**What the task asks**:
Extract each line from the entries below that has the string "મલતદ" in it.

[START OF Supplied information]

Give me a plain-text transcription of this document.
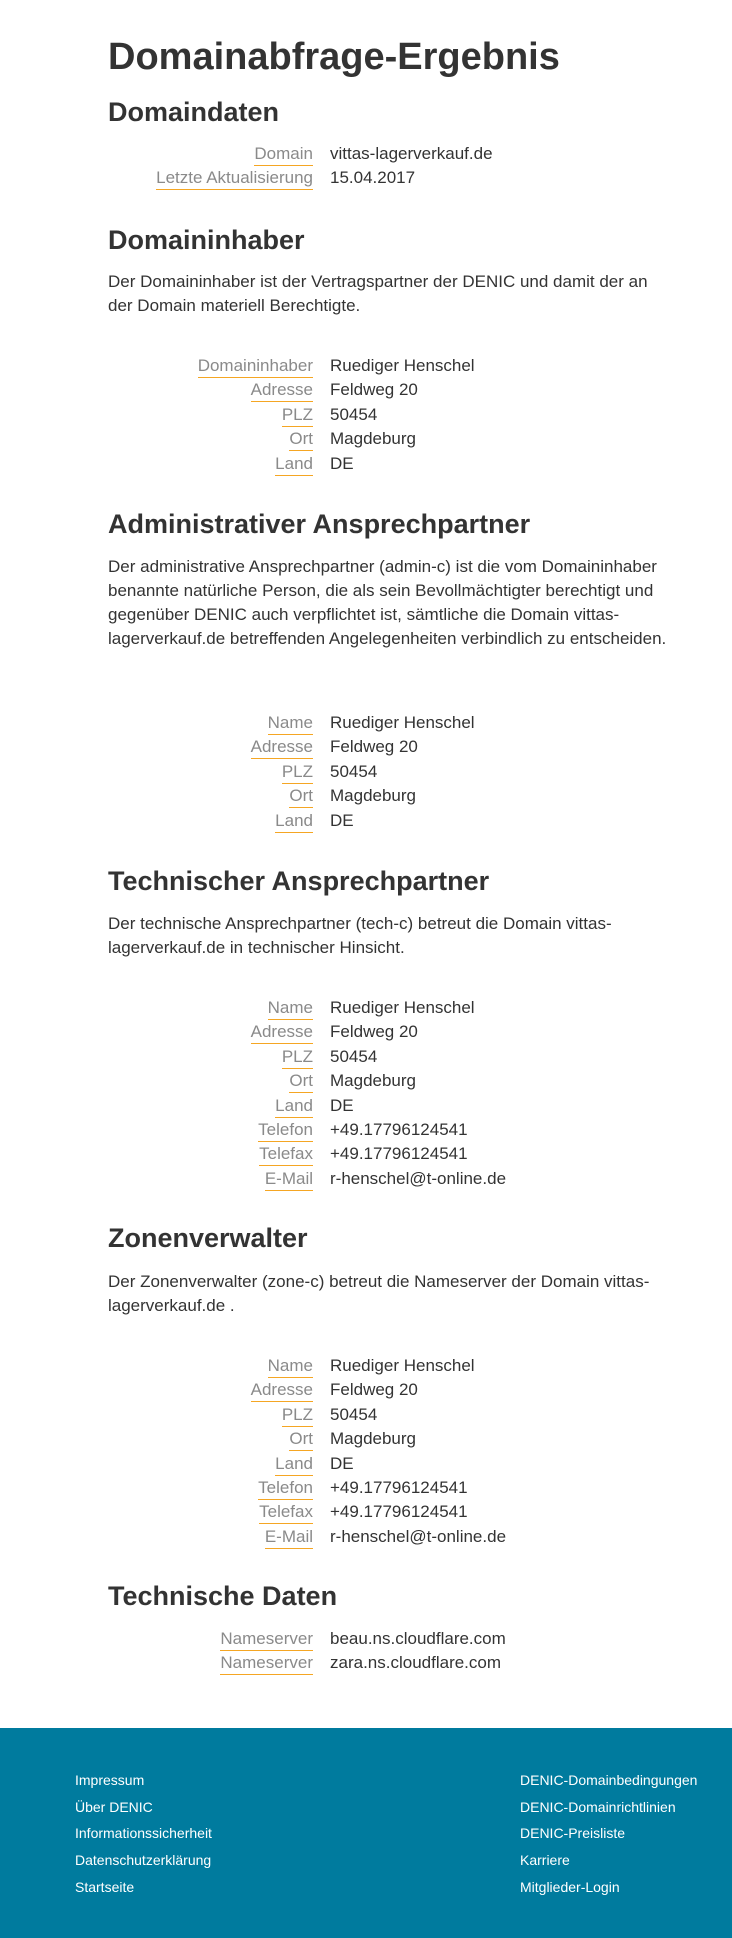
Domainabfrage-Ergebnis
Domaindaten
Domain vittas-lagerverkauf.de
Letzte Aktualisierung 15.04.2017
Domaininhaber

Der Domaininhaber ist der Vertragspartner der DENIC und damit der an der Domain materiell Berechtigte.

Domaininhaber Ruediger Henschel
Adresse Feldweg 20
PLZ 50454
Ort Magdeburg
Land DE
Administrativer Ansprechpartner

Der administrative Ansprechpartner (admin-c) ist die vom Domaininhaber benannte natürliche Person, die als sein Bevollmächtigter berechtigt und gegenüber DENIC auch verpflichtet ist, sämtliche die Domain vittas-lagerverkauf.de betreffenden Angelegenheiten verbindlich zu entscheiden.

Name Ruediger Henschel
Adresse Feldweg 20
PLZ 50454
Ort Magdeburg
Land DE
Technischer Ansprechpartner

Der technische Ansprechpartner (tech-c) betreut die Domain vittas-lagerverkauf.de in technischer Hinsicht.

Name Ruediger Henschel
Adresse Feldweg 20
PLZ 50454
Ort Magdeburg
Land DE
Telefon +49.17796124541
Telefax +49.17796124541
E-Mail r-henschel@t-online.de
Zonenverwalter

Der Zonenverwalter (zone-c) betreut die Nameserver der Domain vittas-lagerverkauf.de .

Name Ruediger Henschel
Adresse Feldweg 20
PLZ 50454
Ort Magdeburg
Land DE
Telefon +49.17796124541
Telefax +49.17796124541
E-Mail r-henschel@t-online.de
Technische Daten
Nameserver beau.ns.cloudflare.com
Nameserver zara.ns.cloudflare.com
Impressum
Über DENIC
Informationssicherheit
Datenschutzerklärung
Startseite
DENIC-Domainbedingungen
DENIC-Domainrichtlinien
DENIC-Preisliste
Karriere
Mitglieder-Login
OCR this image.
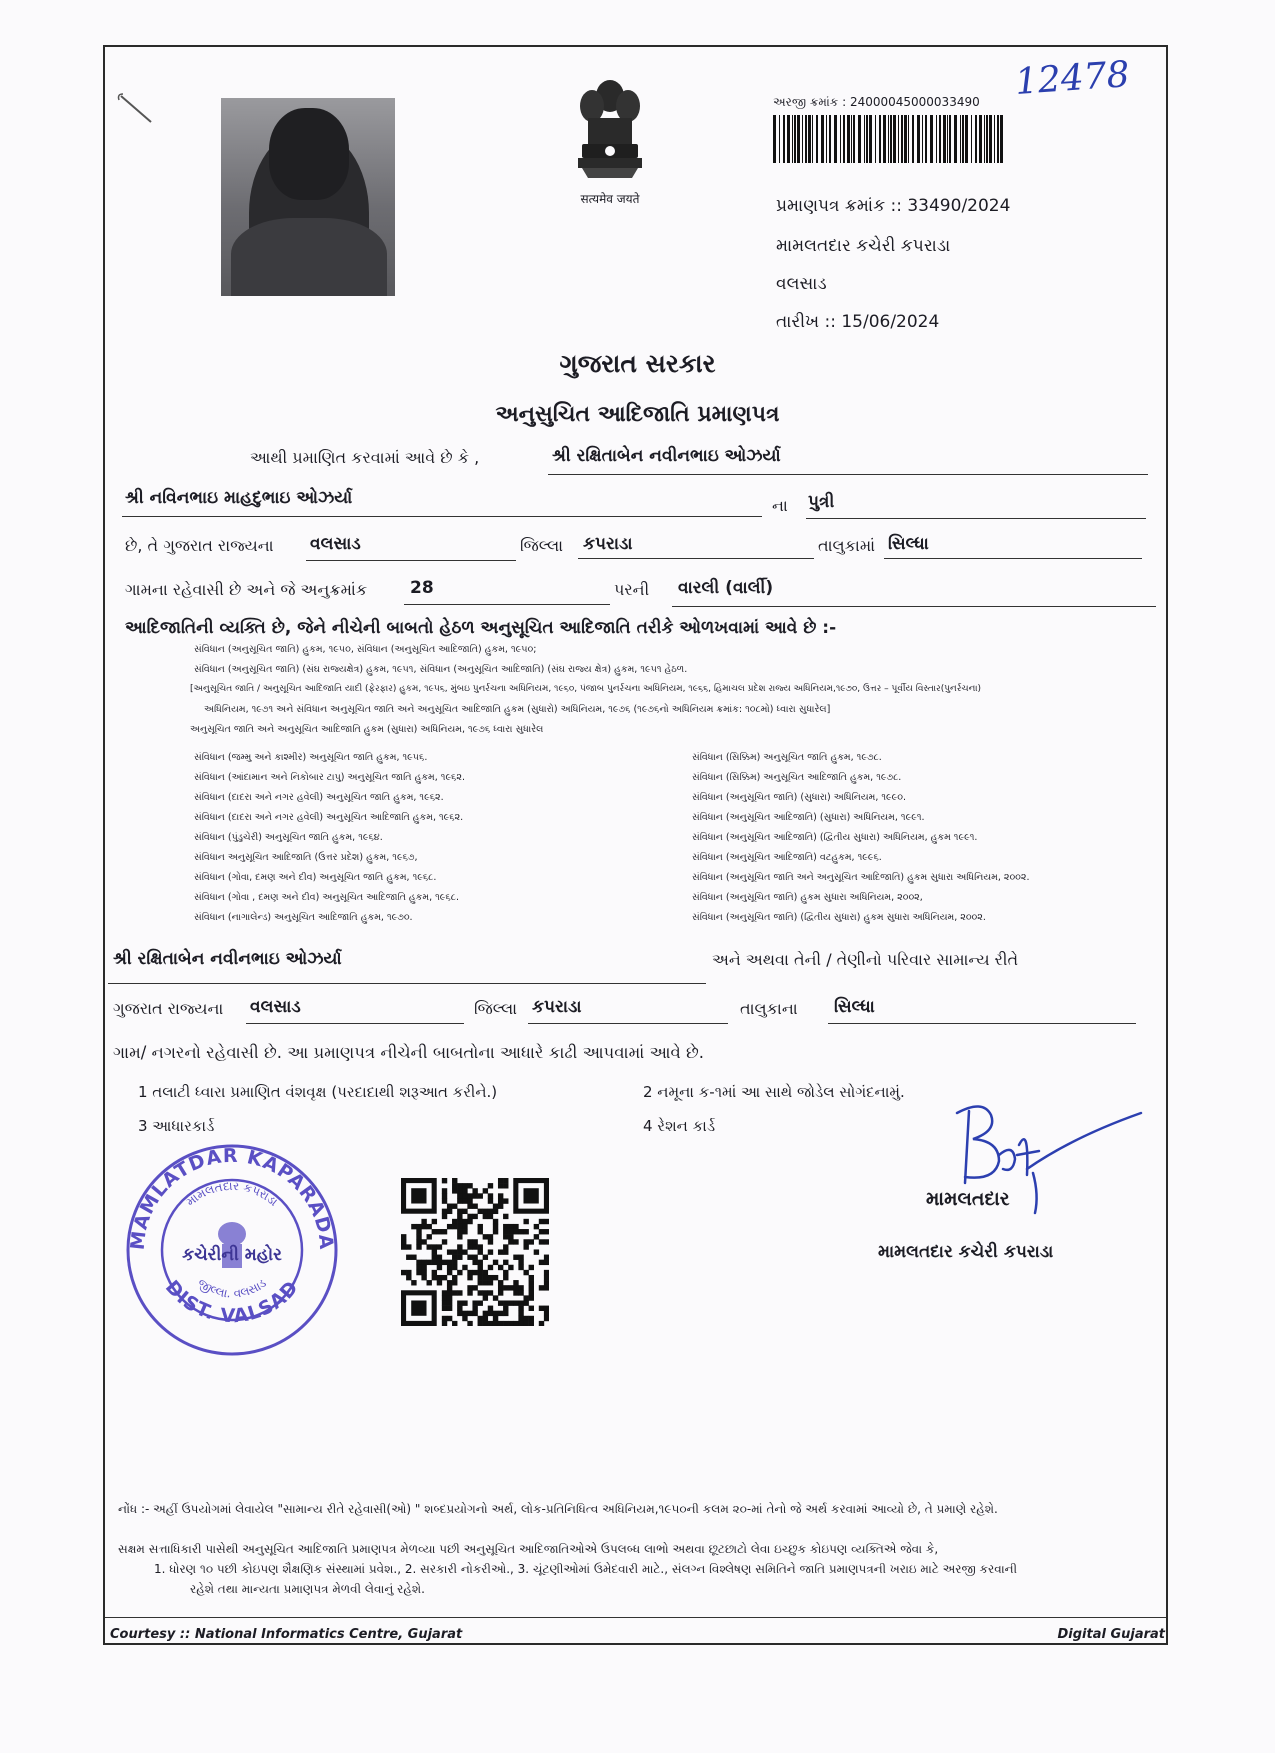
सत्यमेव जयते
12478
અરજી ક્રમાંક : 24000045000033490
પ્રમાણપત્ર ક્રમાંક :: 33490/2024
મામલતદાર કચેરી કપરાડા
વલસાડ
તારીખ :: 15/06/2024
ગુજરાત સરકાર
અનુસુચિત આદિજાતિ પ્રમાણપત્ર
આથી પ્રમાણિત કરવામાં આવે છે કે ,	શ્રી રક્ષિતાબેન નવીનભાઇ ઓઝર્યા
શ્રી નવિનભાઇ માહદુભાઇ ઓઝર્યા	ના પુત્રી
છે, તે ગુજરાત રાજ્યના વલસાડ	જિલ્લા કપરાડા	તાલુકામાં સિલ્ધા
ગામના રહેવાસી છે અને જે અનુક્રમાંક	28	પરની વારલી (વાર્લી)
આદિજાતિની વ્યક્તિ છે, જેને નીચેની બાબતો હેઠળ અનુસૂચિત આદિજાતિ તરીકે ઓળખવામાં આવે છે :-
સંવિધાન (અનુસૂચિત જાતિ) હુકમ, ૧૯૫૦, સંવિધાન (અનુસૂચિત આદિજાતિ) હુકમ, ૧૯૫૦;
સંવિધાન (અનુસૂચિત જાતિ) (સંઘ રાજ્યક્ષેત્ર) હુકમ, ૧૯૫૧, સંવિધાન (અનુસૂચિત આદિજાતિ) (સંઘ રાજ્ય ક્ષેત્ર) હુકમ, ૧૯૫૧ હેઠળ.
[અનુસૂચિત જાતિ / અનુસૂચિત આદિજાતિ યાદી (ફેરફાર) હુકમ, ૧૯૫૬, મુંબઇ પુનર્રચના અધિનિયમ, ૧૯૬૦, પંજાબ પુનર્રચના અધિનિયમ, ૧૯૬૬, હિમાચલ પ્રદેશ રાજ્ય અધિનિયમ,૧૯૭૦, ઉત્તર – પૂર્વીય વિસ્તાર(પુનર્રચના)
અધિનિયમ, ૧૯૭૧ અને સંવિધાન અનુસૂચિત જાતિ અને અનુસૂચિત આદિજાતિ હુકમ (સુધારો) અધિનિયમ, ૧૯૭૬ (૧૯૭૬નો અધિનિયમ ક્રમાંક: ૧૦૮મો) ધ્વારા સુધારેલ]
અનુસૂચિત જાતિ અને અનુસૂચિત આદિજાતિ હુકમ (સુધારા) અધિનિયમ, ૧૯૭૬ ધ્વારા સુધારેલ
સંવિધાન (જમ્મુ અને કાશ્મીર) અનુસૂચિત જાતિ હુકમ, ૧૯૫૬.
સંવિધાન (આંદામાન અને નિકોબાર ટાપુ) અનુસૂચિત જાતિ હુકમ, ૧૯૬૨.
સંવિધાન (દાદરા અને નગર હવેલી) અનુસૂચિત જાતિ હુકમ, ૧૯૬૨.
સંવિધાન (દાદરા અને નગર હવેલી) અનુસૂચિત આદિજાતિ હુકમ, ૧૯૬૨.
સંવિધાન (પુંડુચેરી) અનુસૂચિત જાતિ હુકમ, ૧૯૬૪.
સંવિધાન અનુસૂચિત આદિજાતિ (ઉત્તર પ્રદેશ) હુકમ, ૧૯૬૭,
સંવિધાન (ગોવા, દમણ અને દીવ) અનુસૂચિત જાતિ હુકમ, ૧૯૬૮.
સંવિધાન (ગોવા , દમણ અને દીવ) અનુસૂચિત આદિજાતિ હુકમ, ૧૯૬૮.
સંવિધાન (નાગાલેન્ડ) અનુસૂચિત આદિજાતિ હુકમ, ૧૯૭૦.
સંવિધાન (સિક્કિમ) અનુસૂચિત જાતિ હુકમ, ૧૯૭૮.
સંવિધાન (સિક્કિમ) અનુસૂચિત આદિજાતિ હુકમ, ૧૯૭૮.
સંવિધાન (અનુસૂચિત જાતિ) (સુધારા) અધિનિયમ, ૧૯૯૦.
સંવિધાન (અનુસૂચિત આદિજાતિ) (સુધારા) અધિનિયમ, ૧૯૯૧.
સંવિધાન (અનુસૂચિત આદિજાતિ) (દ્વિતીય સુધારા) અધિનિયમ, હુકમ ૧૯૯૧.
સંવિધાન (અનુસૂચિત આદિજાતિ) વટહુકમ, ૧૯૯૬.
સંવિધાન (અનુસૂચિત જાતિ અને અનુસૂચિત આદિજાતિ) હુકમ સુધારા અધિનિયમ, ૨૦૦૨.
સંવિધાન (અનુસૂચિત જાતિ) હુકમ સુધારા અધિનિયમ, ૨૦૦૨,
સંવિધાન (અનુસૂચિત જાતિ) (દ્વિતીય સુધારા) હુકમ સુધારા અધિનિયમ, ૨૦૦૨.
શ્રી રક્ષિતાબેન નવીનભાઇ ઓઝર્યા	અને અથવા તેની / તેણીનો પરિવાર સામાન્ય રીતે
ગુજરાત રાજ્યના વલસાડ	જિલ્લા કપરાડા	તાલુકાના સિલ્ધા
ગામ/ નગરનો રહેવાસી છે. આ પ્રમાણપત્ર નીચેની બાબતોના આધારે કાઢી આપવામાં આવે છે.
1 તલાટી ધ્વારા પ્રમાણિત વંશવૃક્ષ (પરદાદાથી શરૂઆત કરીને.)	2 નમૂના ક-૧માં આ સાથે જોડેલ સોગંદનામું.
3 આધારકાર્ડ	4 રેશન કાર્ડ
MAMLATDAR KAPARADA
DIST. VALSAD
મામલતદાર કપરાડા
જીલ્લા. વલસાડ
કચેરીની મહોર
મામલતદાર
મામલતદાર કચેરી કપરાડા
નોંધ :- અહીં ઉપયોગમાં લેવાયેલ "સામાન્ય રીતે રહેવાસી(ઓ) " શબ્દપ્રયોગનો અર્થ, લોક-પ્રતિનિધિત્વ અધિનિયમ,૧૯૫૦ની કલમ ૨૦-માં તેનો જે અર્થ કરવામાં આવ્યો છે, તે પ્રમાણે રહેશે.
સક્ષમ સત્તાધિકારી પાસેથી અનુસૂચિત આદિજાતિ પ્રમાણપત્ર મેળવ્યા પછી અનુસૂચિત આદિજાતિઓએ ઉપલબ્ધ લાભો અથવા છૂટછાટો લેવા ઇચ્છુક કોઇપણ વ્યક્તિએ જેવા કે,
1. ધોરણ ૧૦ પછી કોઇપણ શૈક્ષણિક સંસ્થામાં પ્રવેશ., 2. સરકારી નોકરીઓ., 3. ચૂંટણીઓમાં ઉમેદવારી માટે., સંલગ્ન વિશ્લેષણ સમિતિને જાતિ પ્રમાણપત્રની ખરાઇ માટે અરજી કરવાની
રહેશે તથા માન્યતા પ્રમાણપત્ર મેળવી લેવાનું રહેશે.
Courtesy :: National Informatics Centre, Gujarat	Digital Gujarat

[END OF Supplied information]

**Solved problem**:
મામલતદાર કચેરી કપરાડા
મામલતદાર કપરાડા
મામલતદાર
મામલતદાર કચેરી કપરાડા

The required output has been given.